▸ SET TASK:
Copy all the data exactly, except the pictures.

▸ RECORDED DATA:
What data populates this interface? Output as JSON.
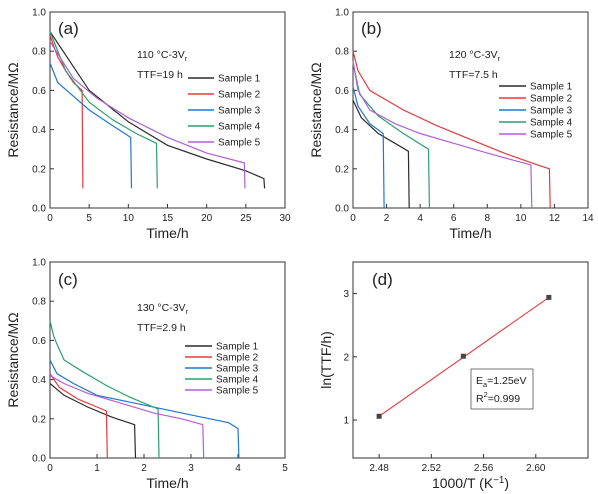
{
  "chart_data": [
    {
      "type": "line",
      "panel_label": "(a)",
      "condition": "110 °C-3Vr",
      "ttf_label": "TTF=19 h",
      "xlabel": "Time/h",
      "ylabel": "Resistance/MΩ",
      "xlim": [
        0,
        30
      ],
      "ylim": [
        0,
        1.0
      ],
      "xticks": [
        "0",
        "5",
        "10",
        "15",
        "20",
        "25",
        "30"
      ],
      "yticks": [
        "0.0",
        "0.2",
        "0.4",
        "0.6",
        "0.8",
        "1.0"
      ],
      "legend_position": "top-right",
      "series": [
        {
          "name": "Sample 1",
          "color": "#2b2b2b",
          "x": [
            0,
            2,
            5,
            10,
            15,
            20,
            25,
            27.3,
            27.4
          ],
          "y": [
            0.9,
            0.78,
            0.6,
            0.44,
            0.32,
            0.25,
            0.19,
            0.15,
            0.1
          ]
        },
        {
          "name": "Sample 2",
          "color": "#e8383d",
          "x": [
            0,
            1,
            2,
            3,
            4.1,
            4.2
          ],
          "y": [
            0.88,
            0.77,
            0.7,
            0.64,
            0.6,
            0.1
          ]
        },
        {
          "name": "Sample 3",
          "color": "#1f77d0",
          "x": [
            0,
            1,
            3,
            5,
            8,
            10.3,
            10.4
          ],
          "y": [
            0.74,
            0.64,
            0.57,
            0.5,
            0.42,
            0.36,
            0.1
          ]
        },
        {
          "name": "Sample 4",
          "color": "#2ba06b",
          "x": [
            0,
            2,
            5,
            8,
            11,
            13.6,
            13.7
          ],
          "y": [
            0.9,
            0.7,
            0.54,
            0.45,
            0.38,
            0.33,
            0.1
          ]
        },
        {
          "name": "Sample 5",
          "color": "#b05fd8",
          "x": [
            0,
            3,
            6,
            10,
            15,
            20,
            24.8,
            24.9
          ],
          "y": [
            0.85,
            0.66,
            0.56,
            0.46,
            0.36,
            0.28,
            0.23,
            0.1
          ]
        }
      ]
    },
    {
      "type": "line",
      "panel_label": "(b)",
      "condition": "120 °C-3Vr",
      "ttf_label": "TTF=7.5 h",
      "xlabel": "Time/h",
      "ylabel": "Resistance/MΩ",
      "xlim": [
        0,
        14
      ],
      "ylim": [
        0,
        1.0
      ],
      "xticks": [
        "0",
        "2",
        "4",
        "6",
        "8",
        "10",
        "12",
        "14"
      ],
      "yticks": [
        "0.0",
        "0.2",
        "0.4",
        "0.6",
        "0.8",
        "1.0"
      ],
      "legend_position": "right",
      "series": [
        {
          "name": "Sample 1",
          "color": "#2b2b2b",
          "x": [
            0,
            0.5,
            1.5,
            2.5,
            3.3,
            3.35
          ],
          "y": [
            0.55,
            0.46,
            0.38,
            0.33,
            0.29,
            0.0
          ]
        },
        {
          "name": "Sample 2",
          "color": "#e8383d",
          "x": [
            0,
            0.3,
            1,
            3,
            5,
            7,
            9,
            11,
            11.7,
            11.75
          ],
          "y": [
            0.8,
            0.7,
            0.6,
            0.5,
            0.42,
            0.35,
            0.28,
            0.22,
            0.2,
            0.0
          ]
        },
        {
          "name": "Sample 3",
          "color": "#1f77d0",
          "x": [
            0,
            0.3,
            1,
            1.8,
            1.85
          ],
          "y": [
            0.62,
            0.52,
            0.43,
            0.38,
            0.0
          ]
        },
        {
          "name": "Sample 4",
          "color": "#2ba06b",
          "x": [
            0,
            0.4,
            1.5,
            3,
            4.5,
            4.55
          ],
          "y": [
            0.74,
            0.58,
            0.47,
            0.38,
            0.3,
            0.0
          ]
        },
        {
          "name": "Sample 5",
          "color": "#b05fd8",
          "x": [
            0,
            0.3,
            1,
            2.5,
            4,
            6,
            8,
            10.6,
            10.65
          ],
          "y": [
            0.75,
            0.6,
            0.5,
            0.43,
            0.38,
            0.33,
            0.28,
            0.22,
            0.0
          ]
        }
      ]
    },
    {
      "type": "line",
      "panel_label": "(c)",
      "condition": "130 °C-3Vr",
      "ttf_label": "TTF=2.9 h",
      "xlabel": "Time/h",
      "ylabel": "Resistance/MΩ",
      "xlim": [
        0,
        5
      ],
      "ylim": [
        0,
        1.0
      ],
      "xticks": [
        "0",
        "1",
        "2",
        "3",
        "4",
        "5"
      ],
      "yticks": [
        "0.0",
        "0.2",
        "0.4",
        "0.6",
        "0.8",
        "1.0"
      ],
      "legend_position": "right",
      "series": [
        {
          "name": "Sample 1",
          "color": "#2b2b2b",
          "x": [
            0,
            0.3,
            0.8,
            1.3,
            1.8,
            1.82
          ],
          "y": [
            0.38,
            0.32,
            0.26,
            0.21,
            0.17,
            0.0
          ]
        },
        {
          "name": "Sample 2",
          "color": "#e8383d",
          "x": [
            0,
            0.2,
            0.6,
            1.0,
            1.2,
            1.22
          ],
          "y": [
            0.43,
            0.36,
            0.3,
            0.26,
            0.24,
            0.0
          ]
        },
        {
          "name": "Sample 3",
          "color": "#1f77d0",
          "x": [
            0,
            0.15,
            0.5,
            1.0,
            2.0,
            3.0,
            3.8,
            4.0,
            4.02
          ],
          "y": [
            0.5,
            0.43,
            0.38,
            0.32,
            0.27,
            0.22,
            0.18,
            0.15,
            0.0
          ]
        },
        {
          "name": "Sample 4",
          "color": "#2ba06b",
          "x": [
            0,
            0.08,
            0.15,
            0.3,
            0.7,
            1.2,
            1.7,
            2.3,
            2.32
          ],
          "y": [
            0.7,
            0.62,
            0.58,
            0.5,
            0.44,
            0.37,
            0.31,
            0.25,
            0.0
          ]
        },
        {
          "name": "Sample 5",
          "color": "#b05fd8",
          "x": [
            0,
            0.3,
            0.8,
            1.5,
            2.2,
            2.8,
            3.25,
            3.27
          ],
          "y": [
            0.42,
            0.38,
            0.33,
            0.28,
            0.23,
            0.2,
            0.17,
            0.0
          ]
        }
      ]
    },
    {
      "type": "scatter",
      "panel_label": "(d)",
      "xlabel": "1000/T (K⁻¹)",
      "ylabel": "ln(TTF/h)",
      "xlim": [
        2.46,
        2.64
      ],
      "ylim": [
        0.4,
        3.5
      ],
      "xticks": [
        "2.48",
        "2.52",
        "2.56",
        "2.60"
      ],
      "yticks": [
        "1",
        "2",
        "3"
      ],
      "annotation": [
        "Ea=1.25eV",
        "R2=0.999"
      ],
      "points": {
        "x": [
          2.48,
          2.5445,
          2.61
        ],
        "y": [
          1.06,
          2.01,
          2.94
        ]
      },
      "fit": {
        "x": [
          2.48,
          2.61
        ],
        "y": [
          1.06,
          2.94
        ],
        "color": "#e8383d"
      }
    }
  ]
}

▸ REPLY:
What data populates this interface? Output as JSON.
{
  "chart_data": [
    {
      "type": "line",
      "panel_label": "(a)",
      "condition": "110 °C-3Vr",
      "ttf_label": "TTF=19 h",
      "xlabel": "Time/h",
      "ylabel": "Resistance/MΩ",
      "xlim": [
        0,
        30
      ],
      "ylim": [
        0,
        1.0
      ],
      "xticks": [
        "0",
        "5",
        "10",
        "15",
        "20",
        "25",
        "30"
      ],
      "yticks": [
        "0.0",
        "0.2",
        "0.4",
        "0.6",
        "0.8",
        "1.0"
      ],
      "legend_position": "top-right",
      "series": [
        {
          "name": "Sample 1",
          "color": "#2b2b2b",
          "x": [
            0,
            2,
            5,
            10,
            15,
            20,
            25,
            27.3,
            27.4
          ],
          "y": [
            0.9,
            0.78,
            0.6,
            0.44,
            0.32,
            0.25,
            0.19,
            0.15,
            0.1
          ]
        },
        {
          "name": "Sample 2",
          "color": "#e8383d",
          "x": [
            0,
            1,
            2,
            3,
            4.1,
            4.2
          ],
          "y": [
            0.88,
            0.77,
            0.7,
            0.64,
            0.6,
            0.1
          ]
        },
        {
          "name": "Sample 3",
          "color": "#1f77d0",
          "x": [
            0,
            1,
            3,
            5,
            8,
            10.3,
            10.4
          ],
          "y": [
            0.74,
            0.64,
            0.57,
            0.5,
            0.42,
            0.36,
            0.1
          ]
        },
        {
          "name": "Sample 4",
          "color": "#2ba06b",
          "x": [
            0,
            2,
            5,
            8,
            11,
            13.6,
            13.7
          ],
          "y": [
            0.9,
            0.7,
            0.54,
            0.45,
            0.38,
            0.33,
            0.1
          ]
        },
        {
          "name": "Sample 5",
          "color": "#b05fd8",
          "x": [
            0,
            3,
            6,
            10,
            15,
            20,
            24.8,
            24.9
          ],
          "y": [
            0.85,
            0.66,
            0.56,
            0.46,
            0.36,
            0.28,
            0.23,
            0.1
          ]
        }
      ]
    },
    {
      "type": "line",
      "panel_label": "(b)",
      "condition": "120 °C-3Vr",
      "ttf_label": "TTF=7.5 h",
      "xlabel": "Time/h",
      "ylabel": "Resistance/MΩ",
      "xlim": [
        0,
        14
      ],
      "ylim": [
        0,
        1.0
      ],
      "xticks": [
        "0",
        "2",
        "4",
        "6",
        "8",
        "10",
        "12",
        "14"
      ],
      "yticks": [
        "0.0",
        "0.2",
        "0.4",
        "0.6",
        "0.8",
        "1.0"
      ],
      "legend_position": "right",
      "series": [
        {
          "name": "Sample 1",
          "color": "#2b2b2b",
          "x": [
            0,
            0.5,
            1.5,
            2.5,
            3.3,
            3.35
          ],
          "y": [
            0.55,
            0.46,
            0.38,
            0.33,
            0.29,
            0.0
          ]
        },
        {
          "name": "Sample 2",
          "color": "#e8383d",
          "x": [
            0,
            0.3,
            1,
            3,
            5,
            7,
            9,
            11,
            11.7,
            11.75
          ],
          "y": [
            0.8,
            0.7,
            0.6,
            0.5,
            0.42,
            0.35,
            0.28,
            0.22,
            0.2,
            0.0
          ]
        },
        {
          "name": "Sample 3",
          "color": "#1f77d0",
          "x": [
            0,
            0.3,
            1,
            1.8,
            1.85
          ],
          "y": [
            0.62,
            0.52,
            0.43,
            0.38,
            0.0
          ]
        },
        {
          "name": "Sample 4",
          "color": "#2ba06b",
          "x": [
            0,
            0.4,
            1.5,
            3,
            4.5,
            4.55
          ],
          "y": [
            0.74,
            0.58,
            0.47,
            0.38,
            0.3,
            0.0
          ]
        },
        {
          "name": "Sample 5",
          "color": "#b05fd8",
          "x": [
            0,
            0.3,
            1,
            2.5,
            4,
            6,
            8,
            10.6,
            10.65
          ],
          "y": [
            0.75,
            0.6,
            0.5,
            0.43,
            0.38,
            0.33,
            0.28,
            0.22,
            0.0
          ]
        }
      ]
    },
    {
      "type": "line",
      "panel_label": "(c)",
      "condition": "130 °C-3Vr",
      "ttf_label": "TTF=2.9 h",
      "xlabel": "Time/h",
      "ylabel": "Resistance/MΩ",
      "xlim": [
        0,
        5
      ],
      "ylim": [
        0,
        1.0
      ],
      "xticks": [
        "0",
        "1",
        "2",
        "3",
        "4",
        "5"
      ],
      "yticks": [
        "0.0",
        "0.2",
        "0.4",
        "0.6",
        "0.8",
        "1.0"
      ],
      "legend_position": "right",
      "series": [
        {
          "name": "Sample 1",
          "color": "#2b2b2b",
          "x": [
            0,
            0.3,
            0.8,
            1.3,
            1.8,
            1.82
          ],
          "y": [
            0.38,
            0.32,
            0.26,
            0.21,
            0.17,
            0.0
          ]
        },
        {
          "name": "Sample 2",
          "color": "#e8383d",
          "x": [
            0,
            0.2,
            0.6,
            1.0,
            1.2,
            1.22
          ],
          "y": [
            0.43,
            0.36,
            0.3,
            0.26,
            0.24,
            0.0
          ]
        },
        {
          "name": "Sample 3",
          "color": "#1f77d0",
          "x": [
            0,
            0.15,
            0.5,
            1.0,
            2.0,
            3.0,
            3.8,
            4.0,
            4.02
          ],
          "y": [
            0.5,
            0.43,
            0.38,
            0.32,
            0.27,
            0.22,
            0.18,
            0.15,
            0.0
          ]
        },
        {
          "name": "Sample 4",
          "color": "#2ba06b",
          "x": [
            0,
            0.08,
            0.15,
            0.3,
            0.7,
            1.2,
            1.7,
            2.3,
            2.32
          ],
          "y": [
            0.7,
            0.62,
            0.58,
            0.5,
            0.44,
            0.37,
            0.31,
            0.25,
            0.0
          ]
        },
        {
          "name": "Sample 5",
          "color": "#b05fd8",
          "x": [
            0,
            0.3,
            0.8,
            1.5,
            2.2,
            2.8,
            3.25,
            3.27
          ],
          "y": [
            0.42,
            0.38,
            0.33,
            0.28,
            0.23,
            0.2,
            0.17,
            0.0
          ]
        }
      ]
    },
    {
      "type": "scatter",
      "panel_label": "(d)",
      "xlabel": "1000/T (K⁻¹)",
      "ylabel": "ln(TTF/h)",
      "xlim": [
        2.46,
        2.64
      ],
      "ylim": [
        0.4,
        3.5
      ],
      "xticks": [
        "2.48",
        "2.52",
        "2.56",
        "2.60"
      ],
      "yticks": [
        "1",
        "2",
        "3"
      ],
      "annotation": [
        "Ea=1.25eV",
        "R2=0.999"
      ],
      "points": {
        "x": [
          2.48,
          2.5445,
          2.61
        ],
        "y": [
          1.06,
          2.01,
          2.94
        ]
      },
      "fit": {
        "x": [
          2.48,
          2.61
        ],
        "y": [
          1.06,
          2.94
        ],
        "color": "#e8383d"
      }
    }
  ]
}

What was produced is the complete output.